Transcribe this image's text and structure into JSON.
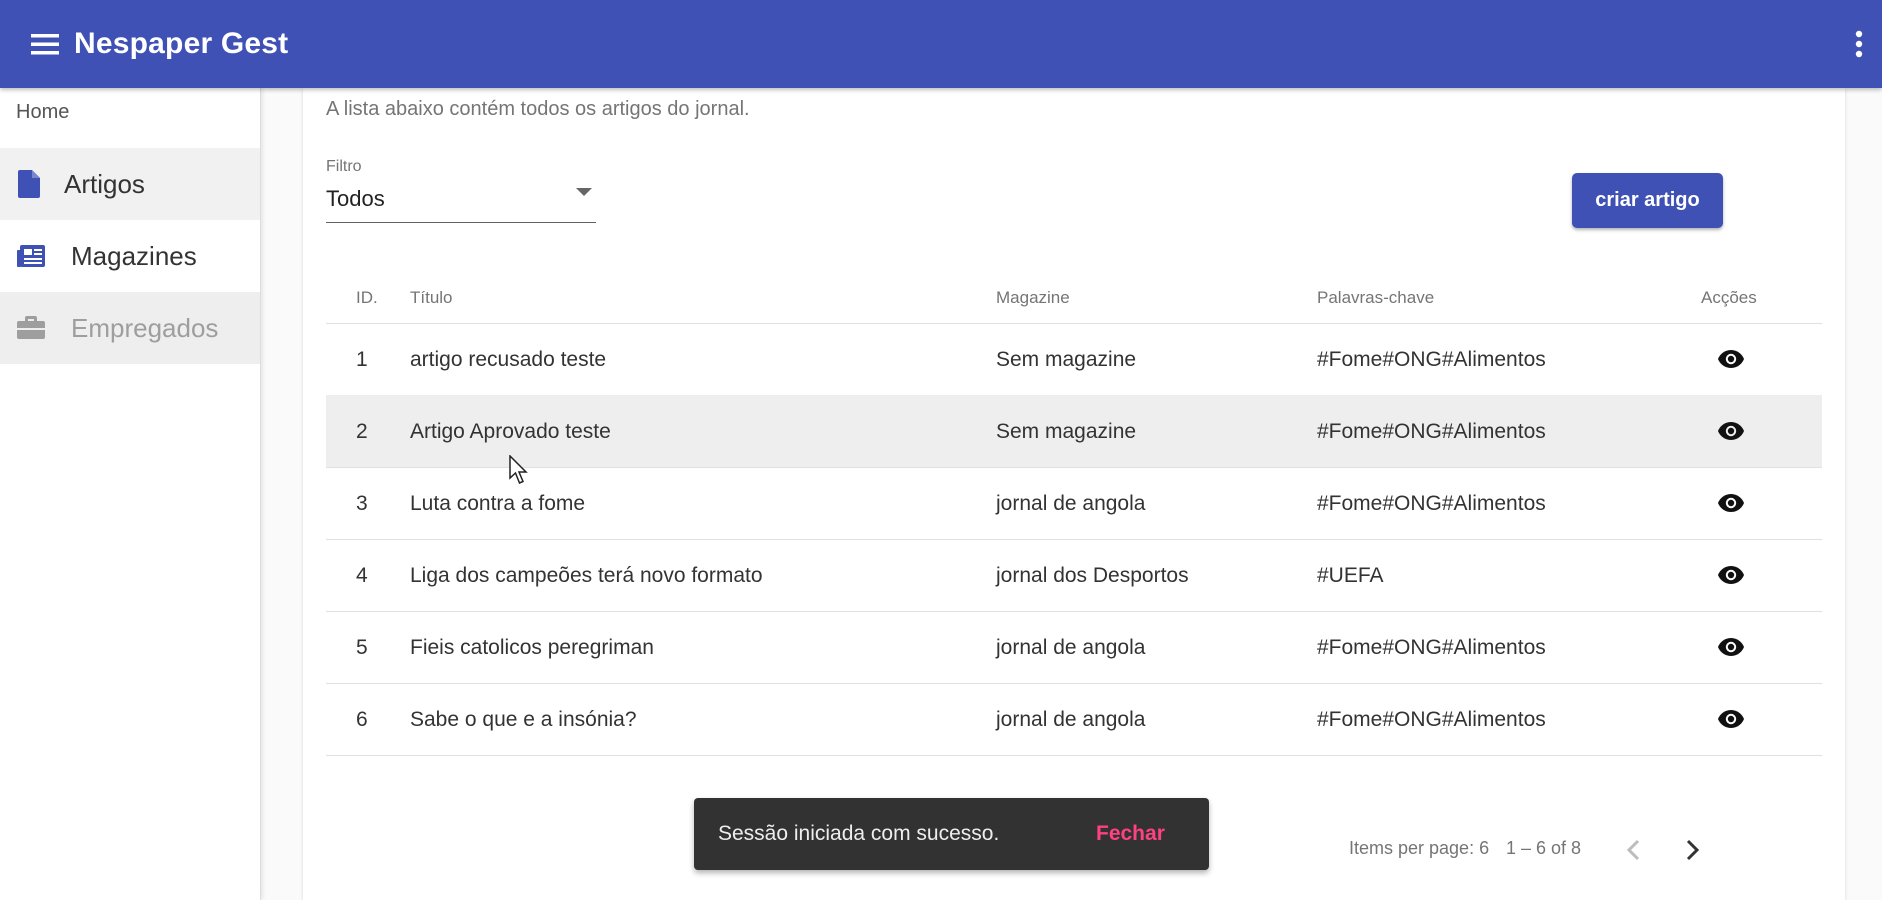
{
  "app": {
    "title": "Nespaper Gest"
  },
  "sidenav": {
    "home": "Home",
    "items": [
      {
        "label": "Artigos",
        "icon": "file-icon"
      },
      {
        "label": "Magazines",
        "icon": "newspaper-icon"
      },
      {
        "label": "Empregados",
        "icon": "briefcase-icon"
      }
    ]
  },
  "main": {
    "subtitle": "A lista abaixo contém todos os artigos do jornal.",
    "filter": {
      "label": "Filtro",
      "value": "Todos"
    },
    "create_button": "criar artigo",
    "table": {
      "headers": {
        "id": "ID.",
        "title": "Título",
        "magazine": "Magazine",
        "keywords": "Palavras-chave",
        "actions": "Acções"
      },
      "rows": [
        {
          "id": "1",
          "title": "artigo recusado teste",
          "magazine": "Sem magazine",
          "keywords": "#Fome#ONG#Alimentos"
        },
        {
          "id": "2",
          "title": "Artigo Aprovado teste",
          "magazine": "Sem magazine",
          "keywords": "#Fome#ONG#Alimentos"
        },
        {
          "id": "3",
          "title": "Luta contra a fome",
          "magazine": "jornal de angola",
          "keywords": "#Fome#ONG#Alimentos"
        },
        {
          "id": "4",
          "title": "Liga dos campeões terá novo formato",
          "magazine": "jornal dos Desportos",
          "keywords": "#UEFA"
        },
        {
          "id": "5",
          "title": "Fieis catolicos peregriman",
          "magazine": "jornal de angola",
          "keywords": "#Fome#ONG#Alimentos"
        },
        {
          "id": "6",
          "title": "Sabe o que e a insónia?",
          "magazine": "jornal de angola",
          "keywords": "#Fome#ONG#Alimentos"
        }
      ]
    },
    "paginator": {
      "items_per_page": "Items per page: 6",
      "range": "1 – 6 of 8"
    }
  },
  "snackbar": {
    "message": "Sessão iniciada com sucesso.",
    "action": "Fechar"
  },
  "colors": {
    "primary": "#3f51b5",
    "accent": "#ff4081",
    "snackbar_bg": "#323232"
  }
}
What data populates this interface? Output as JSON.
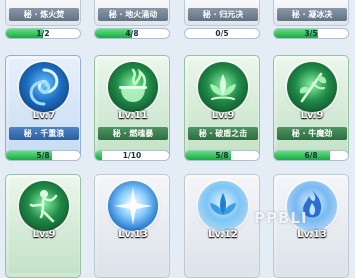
{
  "cards": [
    {
      "name": "秘 · 炼火焚",
      "progress": "1/2",
      "progress_fraction": 0.5,
      "frame": "grey",
      "partial": true
    },
    {
      "name": "秘 · 地火涌动",
      "progress": "4/8",
      "progress_fraction": 0.5,
      "frame": "grey",
      "partial": true
    },
    {
      "name": "秘 · 归元决",
      "progress": "0/5",
      "progress_fraction": 0.0,
      "frame": "grey",
      "partial": true
    },
    {
      "name": "秘 · 凝冰决",
      "progress": "3/5",
      "progress_fraction": 0.6,
      "frame": "grey",
      "partial": true
    },
    {
      "level": "Lv.7",
      "name": "秘 · 千重浪",
      "progress": "5/8",
      "progress_fraction": 0.625,
      "frame": "blue",
      "medal": "blue",
      "icon": "water-swirl-icon"
    },
    {
      "level": "Lv.11",
      "name": "秘 · 燃魂暴",
      "progress": "1/10",
      "progress_fraction": 0.1,
      "frame": "green",
      "medal": "green",
      "icon": "cauldron-flame-icon"
    },
    {
      "level": "Lv.9",
      "name": "秘 · 破盾之击",
      "progress": "5/8",
      "progress_fraction": 0.625,
      "frame": "green",
      "medal": "green",
      "icon": "lotus-icon"
    },
    {
      "level": "Lv.9",
      "name": "秘 · 牛魔劲",
      "progress": "6/8",
      "progress_fraction": 0.75,
      "frame": "green",
      "medal": "green",
      "icon": "leaf-staff-icon"
    },
    {
      "level": "Lv.9",
      "frame": "green",
      "medal": "green",
      "icon": "dancer-icon"
    },
    {
      "level": "Lv.13",
      "frame": "grey",
      "medal": "light-blue",
      "icon": "ice-burst-icon"
    },
    {
      "level": "Lv.12",
      "frame": "grey",
      "medal": "light-blue",
      "icon": "lotus-blue-icon"
    },
    {
      "level": "Lv.13",
      "frame": "grey",
      "medal": "light-blue",
      "icon": "blue-flame-icon"
    }
  ],
  "watermark": "PPBLI",
  "colors": {
    "progress_fill": "#2dbb55",
    "background": "#e4edf6"
  }
}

→ **EXERCISE**
Your task is to retype the lines running from the one that contains "What data populates" through the end of the records, and nothing else. Pictures are not part of the copy.

→ **COMPLETE OUTPUT**
What data populates this interface? Output as JSON.
{
  "cards": [
    {
      "name": "秘 · 炼火焚",
      "progress": "1/2",
      "progress_fraction": 0.5,
      "frame": "grey",
      "partial": true
    },
    {
      "name": "秘 · 地火涌动",
      "progress": "4/8",
      "progress_fraction": 0.5,
      "frame": "grey",
      "partial": true
    },
    {
      "name": "秘 · 归元决",
      "progress": "0/5",
      "progress_fraction": 0.0,
      "frame": "grey",
      "partial": true
    },
    {
      "name": "秘 · 凝冰决",
      "progress": "3/5",
      "progress_fraction": 0.6,
      "frame": "grey",
      "partial": true
    },
    {
      "level": "Lv.7",
      "name": "秘 · 千重浪",
      "progress": "5/8",
      "progress_fraction": 0.625,
      "frame": "blue",
      "medal": "blue",
      "icon": "water-swirl-icon"
    },
    {
      "level": "Lv.11",
      "name": "秘 · 燃魂暴",
      "progress": "1/10",
      "progress_fraction": 0.1,
      "frame": "green",
      "medal": "green",
      "icon": "cauldron-flame-icon"
    },
    {
      "level": "Lv.9",
      "name": "秘 · 破盾之击",
      "progress": "5/8",
      "progress_fraction": 0.625,
      "frame": "green",
      "medal": "green",
      "icon": "lotus-icon"
    },
    {
      "level": "Lv.9",
      "name": "秘 · 牛魔劲",
      "progress": "6/8",
      "progress_fraction": 0.75,
      "frame": "green",
      "medal": "green",
      "icon": "leaf-staff-icon"
    },
    {
      "level": "Lv.9",
      "frame": "green",
      "medal": "green",
      "icon": "dancer-icon"
    },
    {
      "level": "Lv.13",
      "frame": "grey",
      "medal": "light-blue",
      "icon": "ice-burst-icon"
    },
    {
      "level": "Lv.12",
      "frame": "grey",
      "medal": "light-blue",
      "icon": "lotus-blue-icon"
    },
    {
      "level": "Lv.13",
      "frame": "grey",
      "medal": "light-blue",
      "icon": "blue-flame-icon"
    }
  ],
  "watermark": "PPBLI",
  "colors": {
    "progress_fill": "#2dbb55",
    "background": "#e4edf6"
  }
}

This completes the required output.